* BEGIN *

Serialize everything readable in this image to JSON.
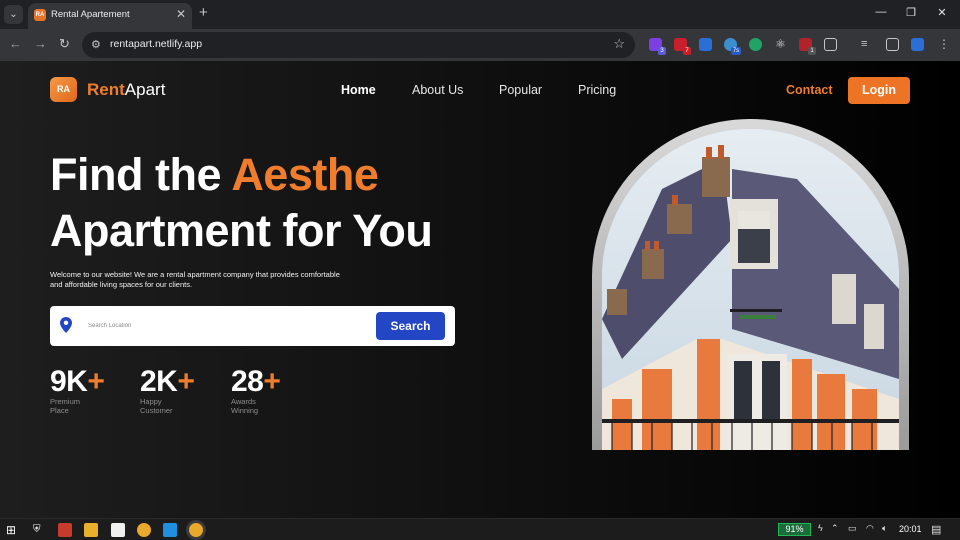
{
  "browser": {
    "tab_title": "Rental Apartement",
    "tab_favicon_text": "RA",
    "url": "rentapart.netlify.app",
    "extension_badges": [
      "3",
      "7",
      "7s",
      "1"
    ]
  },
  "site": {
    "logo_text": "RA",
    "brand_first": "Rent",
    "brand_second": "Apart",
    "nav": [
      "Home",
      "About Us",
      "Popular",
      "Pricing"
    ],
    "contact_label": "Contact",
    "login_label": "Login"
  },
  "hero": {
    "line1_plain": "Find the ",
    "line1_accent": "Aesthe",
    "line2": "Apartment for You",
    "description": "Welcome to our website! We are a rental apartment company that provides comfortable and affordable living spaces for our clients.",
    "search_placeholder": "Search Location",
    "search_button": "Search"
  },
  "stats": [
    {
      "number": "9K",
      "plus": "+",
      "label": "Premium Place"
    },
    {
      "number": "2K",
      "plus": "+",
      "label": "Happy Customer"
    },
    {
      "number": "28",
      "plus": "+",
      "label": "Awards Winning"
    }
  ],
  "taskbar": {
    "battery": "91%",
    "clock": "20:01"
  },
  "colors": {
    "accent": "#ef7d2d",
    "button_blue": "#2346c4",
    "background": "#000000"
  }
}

* END *

**WHAT NEEDS TO BE DONE**
Reproduce every entry word for word, but omit the pictures.

**SOLUTION TO THIS TASK**
Serialize everything readable in this image to JSON.
{
  "browser": {
    "tab_title": "Rental Apartement",
    "tab_favicon_text": "RA",
    "url": "rentapart.netlify.app",
    "extension_badges": [
      "3",
      "7",
      "7s",
      "1"
    ]
  },
  "site": {
    "logo_text": "RA",
    "brand_first": "Rent",
    "brand_second": "Apart",
    "nav": [
      "Home",
      "About Us",
      "Popular",
      "Pricing"
    ],
    "contact_label": "Contact",
    "login_label": "Login"
  },
  "hero": {
    "line1_plain": "Find the ",
    "line1_accent": "Aesthe",
    "line2": "Apartment for You",
    "description": "Welcome to our website! We are a rental apartment company that provides comfortable and affordable living spaces for our clients.",
    "search_placeholder": "Search Location",
    "search_button": "Search"
  },
  "stats": [
    {
      "number": "9K",
      "plus": "+",
      "label": "Premium Place"
    },
    {
      "number": "2K",
      "plus": "+",
      "label": "Happy Customer"
    },
    {
      "number": "28",
      "plus": "+",
      "label": "Awards Winning"
    }
  ],
  "taskbar": {
    "battery": "91%",
    "clock": "20:01"
  },
  "colors": {
    "accent": "#ef7d2d",
    "button_blue": "#2346c4",
    "background": "#000000"
  }
}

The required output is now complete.